** start **
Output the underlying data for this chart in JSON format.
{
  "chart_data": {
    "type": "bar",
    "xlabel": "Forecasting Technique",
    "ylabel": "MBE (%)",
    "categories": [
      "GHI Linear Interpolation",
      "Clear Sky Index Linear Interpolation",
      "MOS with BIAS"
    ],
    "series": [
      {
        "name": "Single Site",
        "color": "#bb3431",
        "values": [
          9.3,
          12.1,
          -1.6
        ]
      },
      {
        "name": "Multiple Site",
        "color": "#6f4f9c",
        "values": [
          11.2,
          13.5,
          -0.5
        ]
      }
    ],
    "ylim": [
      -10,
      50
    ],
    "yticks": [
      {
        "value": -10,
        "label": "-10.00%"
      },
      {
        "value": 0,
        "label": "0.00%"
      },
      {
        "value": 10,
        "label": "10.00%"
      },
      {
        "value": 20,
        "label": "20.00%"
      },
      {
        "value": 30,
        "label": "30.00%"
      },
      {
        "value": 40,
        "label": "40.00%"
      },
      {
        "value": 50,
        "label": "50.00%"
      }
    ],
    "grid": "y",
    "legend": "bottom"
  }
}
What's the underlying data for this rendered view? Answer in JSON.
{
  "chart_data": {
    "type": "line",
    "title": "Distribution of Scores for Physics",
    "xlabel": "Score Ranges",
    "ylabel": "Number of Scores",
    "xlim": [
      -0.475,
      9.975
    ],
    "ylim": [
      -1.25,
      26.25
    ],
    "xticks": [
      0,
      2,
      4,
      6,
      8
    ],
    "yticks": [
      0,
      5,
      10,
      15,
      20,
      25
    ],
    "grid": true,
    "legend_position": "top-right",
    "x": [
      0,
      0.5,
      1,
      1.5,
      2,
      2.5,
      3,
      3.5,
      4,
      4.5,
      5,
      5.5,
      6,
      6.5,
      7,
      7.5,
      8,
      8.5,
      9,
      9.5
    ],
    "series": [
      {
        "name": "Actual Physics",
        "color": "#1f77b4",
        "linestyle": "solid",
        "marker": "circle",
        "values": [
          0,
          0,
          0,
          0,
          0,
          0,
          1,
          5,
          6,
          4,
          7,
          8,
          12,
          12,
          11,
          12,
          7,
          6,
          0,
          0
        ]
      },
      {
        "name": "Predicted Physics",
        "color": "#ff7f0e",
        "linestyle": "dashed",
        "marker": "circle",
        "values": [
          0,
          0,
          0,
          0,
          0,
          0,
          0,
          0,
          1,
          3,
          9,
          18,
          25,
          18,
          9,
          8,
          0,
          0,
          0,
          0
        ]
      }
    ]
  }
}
** end **
Reproduce every record above exactly as it appears.

*Output for this exercise*
Output the underlying data for this chart in JSON format.
{
  "chart_data": {
    "type": "bar",
    "xlabel": "Forecasting Technique",
    "ylabel": "MBE (%)",
    "categories": [
      "GHI Linear Interpolation",
      "Clear Sky Index Linear Interpolation",
      "MOS with BIAS"
    ],
    "series": [
      {
        "name": "Single Site",
        "color": "#bb3431",
        "values": [
          9.3,
          12.1,
          -1.6
        ]
      },
      {
        "name": "Multiple Site",
        "color": "#6f4f9c",
        "values": [
          11.2,
          13.5,
          -0.5
        ]
      }
    ],
    "ylim": [
      -10,
      50
    ],
    "yticks": [
      {
        "value": -10,
        "label": "-10.00%"
      },
      {
        "value": 0,
        "label": "0.00%"
      },
      {
        "value": 10,
        "label": "10.00%"
      },
      {
        "value": 20,
        "label": "20.00%"
      },
      {
        "value": 30,
        "label": "30.00%"
      },
      {
        "value": 40,
        "label": "40.00%"
      },
      {
        "value": 50,
        "label": "50.00%"
      }
    ],
    "grid": "y",
    "legend": "bottom"
  }
}
What's the underlying data for this rendered view? Answer in JSON.
{
  "chart_data": {
    "type": "line",
    "title": "Distribution of Scores for Physics",
    "xlabel": "Score Ranges",
    "ylabel": "Number of Scores",
    "xlim": [
      -0.475,
      9.975
    ],
    "ylim": [
      -1.25,
      26.25
    ],
    "xticks": [
      0,
      2,
      4,
      6,
      8
    ],
    "yticks": [
      0,
      5,
      10,
      15,
      20,
      25
    ],
    "grid": true,
    "legend_position": "top-right",
    "x": [
      0,
      0.5,
      1,
      1.5,
      2,
      2.5,
      3,
      3.5,
      4,
      4.5,
      5,
      5.5,
      6,
      6.5,
      7,
      7.5,
      8,
      8.5,
      9,
      9.5
    ],
    "series": [
      {
        "name": "Actual Physics",
        "color": "#1f77b4",
        "linestyle": "solid",
        "marker": "circle",
        "values": [
          0,
          0,
          0,
          0,
          0,
          0,
          1,
          5,
          6,
          4,
          7,
          8,
          12,
          12,
          11,
          12,
          7,
          6,
          0,
          0
        ]
      },
      {
        "name": "Predicted Physics",
        "color": "#ff7f0e",
        "linestyle": "dashed",
        "marker": "circle",
        "values": [
          0,
          0,
          0,
          0,
          0,
          0,
          0,
          0,
          1,
          3,
          9,
          18,
          25,
          18,
          9,
          8,
          0,
          0,
          0,
          0
        ]
      }
    ]
  }
}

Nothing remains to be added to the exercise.